Records from a dataset:
━━━━━━━━

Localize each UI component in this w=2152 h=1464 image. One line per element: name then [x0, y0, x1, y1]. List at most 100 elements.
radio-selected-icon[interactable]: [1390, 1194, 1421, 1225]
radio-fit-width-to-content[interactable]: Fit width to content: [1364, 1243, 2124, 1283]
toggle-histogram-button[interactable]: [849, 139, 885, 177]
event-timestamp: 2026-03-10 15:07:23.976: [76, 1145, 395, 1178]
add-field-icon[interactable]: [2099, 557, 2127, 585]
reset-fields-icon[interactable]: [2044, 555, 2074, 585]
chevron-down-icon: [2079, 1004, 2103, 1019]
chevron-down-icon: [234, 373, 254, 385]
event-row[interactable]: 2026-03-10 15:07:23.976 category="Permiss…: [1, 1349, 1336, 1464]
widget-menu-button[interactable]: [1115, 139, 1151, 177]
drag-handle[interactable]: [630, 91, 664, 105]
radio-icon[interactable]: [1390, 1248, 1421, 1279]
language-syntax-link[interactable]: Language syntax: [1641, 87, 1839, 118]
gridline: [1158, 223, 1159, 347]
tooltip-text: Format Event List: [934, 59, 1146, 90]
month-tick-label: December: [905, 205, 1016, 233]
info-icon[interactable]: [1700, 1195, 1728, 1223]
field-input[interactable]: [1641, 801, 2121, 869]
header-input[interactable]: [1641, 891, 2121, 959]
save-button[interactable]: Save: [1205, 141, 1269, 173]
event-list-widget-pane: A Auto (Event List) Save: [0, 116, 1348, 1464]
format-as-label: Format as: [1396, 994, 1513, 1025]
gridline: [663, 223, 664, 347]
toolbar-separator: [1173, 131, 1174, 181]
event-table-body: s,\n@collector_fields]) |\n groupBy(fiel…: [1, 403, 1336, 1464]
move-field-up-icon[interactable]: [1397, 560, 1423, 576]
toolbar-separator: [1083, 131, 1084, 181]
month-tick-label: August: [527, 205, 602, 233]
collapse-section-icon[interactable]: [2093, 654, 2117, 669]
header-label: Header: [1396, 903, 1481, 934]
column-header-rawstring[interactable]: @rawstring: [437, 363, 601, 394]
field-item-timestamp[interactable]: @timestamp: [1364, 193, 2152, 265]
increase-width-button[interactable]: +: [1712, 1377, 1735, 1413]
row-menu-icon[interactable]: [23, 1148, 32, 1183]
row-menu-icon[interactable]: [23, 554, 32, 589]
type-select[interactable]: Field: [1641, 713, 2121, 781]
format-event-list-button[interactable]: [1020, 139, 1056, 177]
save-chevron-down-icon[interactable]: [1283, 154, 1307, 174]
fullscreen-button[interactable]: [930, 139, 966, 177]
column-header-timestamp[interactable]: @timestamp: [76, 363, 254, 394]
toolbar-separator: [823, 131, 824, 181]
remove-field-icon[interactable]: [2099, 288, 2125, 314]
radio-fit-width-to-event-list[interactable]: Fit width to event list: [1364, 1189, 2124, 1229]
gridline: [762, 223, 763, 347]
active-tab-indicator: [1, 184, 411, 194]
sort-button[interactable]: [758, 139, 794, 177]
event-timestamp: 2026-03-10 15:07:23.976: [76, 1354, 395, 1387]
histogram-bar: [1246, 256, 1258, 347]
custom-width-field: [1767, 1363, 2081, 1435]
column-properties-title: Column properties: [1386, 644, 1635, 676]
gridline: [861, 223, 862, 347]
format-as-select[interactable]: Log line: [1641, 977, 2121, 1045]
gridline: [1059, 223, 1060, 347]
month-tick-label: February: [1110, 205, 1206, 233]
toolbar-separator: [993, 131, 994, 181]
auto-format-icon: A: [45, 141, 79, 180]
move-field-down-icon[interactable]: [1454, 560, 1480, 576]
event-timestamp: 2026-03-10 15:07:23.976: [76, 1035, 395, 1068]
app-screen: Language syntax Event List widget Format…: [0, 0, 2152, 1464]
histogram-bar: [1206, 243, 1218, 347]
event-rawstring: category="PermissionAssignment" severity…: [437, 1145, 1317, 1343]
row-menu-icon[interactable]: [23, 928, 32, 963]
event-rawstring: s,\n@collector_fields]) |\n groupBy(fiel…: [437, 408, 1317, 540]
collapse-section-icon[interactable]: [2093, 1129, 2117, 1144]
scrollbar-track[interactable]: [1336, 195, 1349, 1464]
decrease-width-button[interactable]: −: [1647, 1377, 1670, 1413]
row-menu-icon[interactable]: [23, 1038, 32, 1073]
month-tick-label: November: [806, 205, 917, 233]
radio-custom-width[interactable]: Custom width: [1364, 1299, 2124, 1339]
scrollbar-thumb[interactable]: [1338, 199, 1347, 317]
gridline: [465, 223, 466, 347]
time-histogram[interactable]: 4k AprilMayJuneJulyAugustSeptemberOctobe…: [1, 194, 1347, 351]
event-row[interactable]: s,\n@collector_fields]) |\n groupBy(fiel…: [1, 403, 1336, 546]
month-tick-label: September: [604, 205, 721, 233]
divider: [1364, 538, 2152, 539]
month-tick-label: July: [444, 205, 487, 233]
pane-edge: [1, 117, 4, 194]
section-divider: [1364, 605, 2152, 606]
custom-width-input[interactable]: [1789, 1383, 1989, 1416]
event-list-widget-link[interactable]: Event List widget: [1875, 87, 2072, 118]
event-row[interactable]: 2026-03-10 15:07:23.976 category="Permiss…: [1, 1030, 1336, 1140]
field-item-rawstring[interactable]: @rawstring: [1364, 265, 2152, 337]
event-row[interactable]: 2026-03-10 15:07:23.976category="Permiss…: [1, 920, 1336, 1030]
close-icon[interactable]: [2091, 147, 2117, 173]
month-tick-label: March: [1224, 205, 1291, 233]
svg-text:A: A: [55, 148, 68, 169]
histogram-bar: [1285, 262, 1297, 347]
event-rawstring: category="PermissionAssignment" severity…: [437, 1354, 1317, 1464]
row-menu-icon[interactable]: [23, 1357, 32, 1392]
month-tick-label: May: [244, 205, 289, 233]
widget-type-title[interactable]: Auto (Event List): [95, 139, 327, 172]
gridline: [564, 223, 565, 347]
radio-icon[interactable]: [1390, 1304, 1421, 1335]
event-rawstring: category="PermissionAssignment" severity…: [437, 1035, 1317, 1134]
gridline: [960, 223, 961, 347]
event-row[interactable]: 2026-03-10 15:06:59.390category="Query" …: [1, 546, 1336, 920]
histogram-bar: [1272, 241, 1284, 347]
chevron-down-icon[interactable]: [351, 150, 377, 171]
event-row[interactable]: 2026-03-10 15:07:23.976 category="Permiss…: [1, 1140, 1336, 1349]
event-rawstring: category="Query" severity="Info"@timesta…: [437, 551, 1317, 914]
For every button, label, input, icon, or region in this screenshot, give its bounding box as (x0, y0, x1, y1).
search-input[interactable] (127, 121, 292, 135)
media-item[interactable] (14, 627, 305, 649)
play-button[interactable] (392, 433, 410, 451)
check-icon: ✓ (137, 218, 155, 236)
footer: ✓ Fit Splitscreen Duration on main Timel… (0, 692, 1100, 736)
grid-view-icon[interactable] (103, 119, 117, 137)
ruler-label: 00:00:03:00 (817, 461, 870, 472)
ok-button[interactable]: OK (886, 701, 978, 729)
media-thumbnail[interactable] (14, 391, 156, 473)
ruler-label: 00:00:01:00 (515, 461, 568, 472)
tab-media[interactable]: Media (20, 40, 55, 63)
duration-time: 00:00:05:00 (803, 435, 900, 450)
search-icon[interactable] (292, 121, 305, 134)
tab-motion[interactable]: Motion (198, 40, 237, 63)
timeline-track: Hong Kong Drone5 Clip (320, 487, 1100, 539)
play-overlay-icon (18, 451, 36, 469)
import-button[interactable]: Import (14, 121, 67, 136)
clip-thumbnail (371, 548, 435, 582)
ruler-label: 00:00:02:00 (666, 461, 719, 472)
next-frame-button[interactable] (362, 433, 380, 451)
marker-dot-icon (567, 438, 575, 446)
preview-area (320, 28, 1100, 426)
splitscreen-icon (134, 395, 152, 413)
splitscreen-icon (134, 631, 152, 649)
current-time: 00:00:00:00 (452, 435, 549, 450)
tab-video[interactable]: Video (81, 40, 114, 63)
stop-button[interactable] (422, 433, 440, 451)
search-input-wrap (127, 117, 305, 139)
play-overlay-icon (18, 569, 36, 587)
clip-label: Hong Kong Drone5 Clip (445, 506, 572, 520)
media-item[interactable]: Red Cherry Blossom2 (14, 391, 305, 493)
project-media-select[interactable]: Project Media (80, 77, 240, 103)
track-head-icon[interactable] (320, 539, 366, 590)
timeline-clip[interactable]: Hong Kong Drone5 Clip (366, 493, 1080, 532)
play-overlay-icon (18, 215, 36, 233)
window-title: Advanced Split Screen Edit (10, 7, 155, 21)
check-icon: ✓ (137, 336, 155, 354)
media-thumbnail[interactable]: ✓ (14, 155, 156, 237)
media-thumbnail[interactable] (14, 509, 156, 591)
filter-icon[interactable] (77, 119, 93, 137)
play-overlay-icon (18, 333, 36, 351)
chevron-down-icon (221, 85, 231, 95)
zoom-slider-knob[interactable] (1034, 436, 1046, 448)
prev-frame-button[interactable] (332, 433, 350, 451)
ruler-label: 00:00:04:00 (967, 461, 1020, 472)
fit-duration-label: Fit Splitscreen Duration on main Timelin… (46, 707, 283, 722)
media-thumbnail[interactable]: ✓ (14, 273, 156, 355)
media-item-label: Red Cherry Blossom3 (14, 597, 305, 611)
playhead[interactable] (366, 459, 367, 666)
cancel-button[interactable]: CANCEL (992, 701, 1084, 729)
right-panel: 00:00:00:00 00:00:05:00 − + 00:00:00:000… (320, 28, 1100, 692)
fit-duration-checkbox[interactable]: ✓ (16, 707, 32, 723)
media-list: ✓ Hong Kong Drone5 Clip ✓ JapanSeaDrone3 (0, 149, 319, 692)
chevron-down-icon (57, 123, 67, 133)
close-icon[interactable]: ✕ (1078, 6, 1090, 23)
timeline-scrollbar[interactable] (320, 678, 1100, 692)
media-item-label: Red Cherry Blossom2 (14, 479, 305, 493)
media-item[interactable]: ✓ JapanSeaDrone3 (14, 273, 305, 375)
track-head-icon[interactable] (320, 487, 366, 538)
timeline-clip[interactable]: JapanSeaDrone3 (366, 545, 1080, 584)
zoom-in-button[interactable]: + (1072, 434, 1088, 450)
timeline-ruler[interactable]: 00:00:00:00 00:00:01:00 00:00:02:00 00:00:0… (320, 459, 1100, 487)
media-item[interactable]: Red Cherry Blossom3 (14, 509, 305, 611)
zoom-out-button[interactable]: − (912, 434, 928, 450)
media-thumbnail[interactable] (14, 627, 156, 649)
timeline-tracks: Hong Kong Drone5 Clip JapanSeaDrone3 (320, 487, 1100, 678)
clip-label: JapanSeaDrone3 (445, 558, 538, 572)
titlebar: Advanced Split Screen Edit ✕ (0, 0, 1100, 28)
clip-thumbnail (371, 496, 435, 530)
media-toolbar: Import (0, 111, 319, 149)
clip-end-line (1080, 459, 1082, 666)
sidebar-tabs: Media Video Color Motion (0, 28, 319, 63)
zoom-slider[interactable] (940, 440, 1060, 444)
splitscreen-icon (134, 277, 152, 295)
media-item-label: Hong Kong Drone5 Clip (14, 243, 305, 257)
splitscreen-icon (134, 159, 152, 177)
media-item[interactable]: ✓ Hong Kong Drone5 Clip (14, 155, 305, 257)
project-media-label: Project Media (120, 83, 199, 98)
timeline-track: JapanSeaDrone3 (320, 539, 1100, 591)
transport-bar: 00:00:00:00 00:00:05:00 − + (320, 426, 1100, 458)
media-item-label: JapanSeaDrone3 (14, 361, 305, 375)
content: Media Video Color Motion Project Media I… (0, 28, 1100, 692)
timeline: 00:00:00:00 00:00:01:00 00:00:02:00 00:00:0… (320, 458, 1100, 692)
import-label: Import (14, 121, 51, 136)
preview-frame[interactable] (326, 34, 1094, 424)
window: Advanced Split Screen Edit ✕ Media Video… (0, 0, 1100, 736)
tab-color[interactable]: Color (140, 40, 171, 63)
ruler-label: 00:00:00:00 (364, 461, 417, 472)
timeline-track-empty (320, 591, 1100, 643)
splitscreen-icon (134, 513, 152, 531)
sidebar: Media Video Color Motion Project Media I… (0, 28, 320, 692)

━━━━━━━━

Given exercise: Rewrite the data from the start through the line with "chevron-down-icon: [234, 373, 254, 385]", swapping "chevron-down-icon" for "caret-down-icon" and leaving everything else unchanged.

Worked solution:
Localize each UI component in this w=2152 h=1464 image. One line per element: name then [x0, y0, x1, y1]. List at most 100 elements.
radio-selected-icon[interactable]: [1390, 1194, 1421, 1225]
radio-fit-width-to-content[interactable]: Fit width to content: [1364, 1243, 2124, 1283]
toggle-histogram-button[interactable]: [849, 139, 885, 177]
event-timestamp: 2026-03-10 15:07:23.976: [76, 1145, 395, 1178]
add-field-icon[interactable]: [2099, 557, 2127, 585]
reset-fields-icon[interactable]: [2044, 555, 2074, 585]
caret-down-icon: [2079, 1004, 2103, 1019]
caret-down-icon: [234, 373, 254, 385]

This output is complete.